Viterbo – “Un uomo buono e altruista. Un uomo modesto che non si vantava mai di niente”. Centinaia di persone hanno salutato così, con questo ricordo, ieri pomeriggio, Bruno Ignesti, il 79enne morto nella sua villetta in strada Filante dove venerdì scorso è divampato un incendio.
L’addio nella sala del Regno in località Poggino, a Viterbo. Ignesti era Testimone di Geova. Il discorso è stato tenuto da Emanuele Basile. Tantissime le persone presenti, provenienti anche da diverse parti della provincia. Ignesti era infatti un “fratello” molto attivo all’interno dei vari distretti dei Testimoni di Geova presenti nella Tuscia.

- [Record forniti]

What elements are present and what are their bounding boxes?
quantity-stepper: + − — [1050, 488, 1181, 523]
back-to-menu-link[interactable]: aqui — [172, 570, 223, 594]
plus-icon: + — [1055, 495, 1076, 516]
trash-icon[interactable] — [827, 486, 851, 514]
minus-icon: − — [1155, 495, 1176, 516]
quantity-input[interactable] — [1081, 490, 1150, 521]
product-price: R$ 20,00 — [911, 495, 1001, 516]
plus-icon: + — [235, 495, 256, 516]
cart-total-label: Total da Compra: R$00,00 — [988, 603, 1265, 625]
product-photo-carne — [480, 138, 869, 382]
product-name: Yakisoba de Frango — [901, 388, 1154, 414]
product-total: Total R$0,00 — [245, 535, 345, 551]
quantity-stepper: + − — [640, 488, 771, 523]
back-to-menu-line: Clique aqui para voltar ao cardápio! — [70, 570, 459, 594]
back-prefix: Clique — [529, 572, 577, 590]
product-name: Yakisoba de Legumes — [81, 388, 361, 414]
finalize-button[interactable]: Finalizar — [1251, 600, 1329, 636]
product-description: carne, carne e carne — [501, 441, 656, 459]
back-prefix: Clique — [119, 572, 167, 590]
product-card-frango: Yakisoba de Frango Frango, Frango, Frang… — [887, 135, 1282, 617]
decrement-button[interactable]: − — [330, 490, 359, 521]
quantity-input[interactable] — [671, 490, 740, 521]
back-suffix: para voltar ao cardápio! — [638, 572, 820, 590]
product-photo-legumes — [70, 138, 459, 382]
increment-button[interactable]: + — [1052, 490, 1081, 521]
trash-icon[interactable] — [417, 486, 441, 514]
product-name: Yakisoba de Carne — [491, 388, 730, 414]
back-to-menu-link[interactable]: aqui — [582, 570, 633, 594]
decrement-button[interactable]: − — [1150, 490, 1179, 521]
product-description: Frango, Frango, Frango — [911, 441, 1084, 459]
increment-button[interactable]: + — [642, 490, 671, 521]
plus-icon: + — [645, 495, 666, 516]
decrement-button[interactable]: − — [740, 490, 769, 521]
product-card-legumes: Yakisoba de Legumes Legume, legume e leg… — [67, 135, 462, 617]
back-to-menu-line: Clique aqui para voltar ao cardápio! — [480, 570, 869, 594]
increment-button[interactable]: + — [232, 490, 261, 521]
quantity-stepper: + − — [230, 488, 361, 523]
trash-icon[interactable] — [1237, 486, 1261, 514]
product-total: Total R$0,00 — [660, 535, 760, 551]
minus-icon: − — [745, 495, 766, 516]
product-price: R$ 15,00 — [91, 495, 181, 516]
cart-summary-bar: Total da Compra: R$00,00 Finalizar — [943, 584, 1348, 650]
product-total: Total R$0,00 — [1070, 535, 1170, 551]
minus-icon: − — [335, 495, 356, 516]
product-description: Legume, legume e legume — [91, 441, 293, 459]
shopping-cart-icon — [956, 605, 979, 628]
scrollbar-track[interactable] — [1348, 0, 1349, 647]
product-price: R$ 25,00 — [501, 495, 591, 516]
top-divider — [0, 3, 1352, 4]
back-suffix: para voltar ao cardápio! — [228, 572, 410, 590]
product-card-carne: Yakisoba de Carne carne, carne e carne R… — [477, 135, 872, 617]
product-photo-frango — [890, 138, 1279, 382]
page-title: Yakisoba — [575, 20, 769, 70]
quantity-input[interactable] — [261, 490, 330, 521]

- [Esercizi]
[1] In base al brano sull'addio a Bruno Ignesti, rispondi alle seguenti domande.
(a) Quanti anni aveva Bruno Ignesti e in quale strada si trovava la villetta dove è morto?
(b) In quale luogo si è svolto l'addio?
(c) Chi ha tenuto il discorso?
[2] Prosegui il brano sull'addio a Bruno Ignesti a partire dall'ultima frase riportata.
I record provengono da una fonte diversa rispetto al brano.

- [Soluzioni]
[1]
(a) Aveva 79 anni; la villetta si trovava in strada Filante.
(b) Nella sala del Regno in località Poggino, a Viterbo.
(c) Emanuele Basile.

[2]
Viterbo – I funerali di Bruno Ignesti
Prima il discorso. Alla fine, un canto e una preghiera. “Bruno – ha detto Emanuele Basile – era un grande lavoratore. E nel corso della sua vita, per moltissimi di noi, è stato anche un padre, un fratello maggiore, l’amico del cuore. Bruno ti sapeva ascoltare in silenzio ed era sempre pronto ad accorrere nei momenti di bisogno”.
La sala del Regno si trova al Poggino, a cavallo tra via dell’Industria e la Cassia nord che porta a Montefiascone. Tutt’attorno le attività economiche che caratterizzano l’intera area. Fuori c’è un parcheggio, gestito ieri direttamente dai “fratelli” di Ignesti che aiutavano le persone a trovare posto. Ognuno di loro indossava un gilet, chi giallo, chi arancione.
La cerimonia funebre si può svolgere dovunque la famiglia ritenga opportuno, una camera mortuaria, una casa, il cimitero. Oppure la Sala del Regno su cui è caduta la scelta dei familiari di Ignesti.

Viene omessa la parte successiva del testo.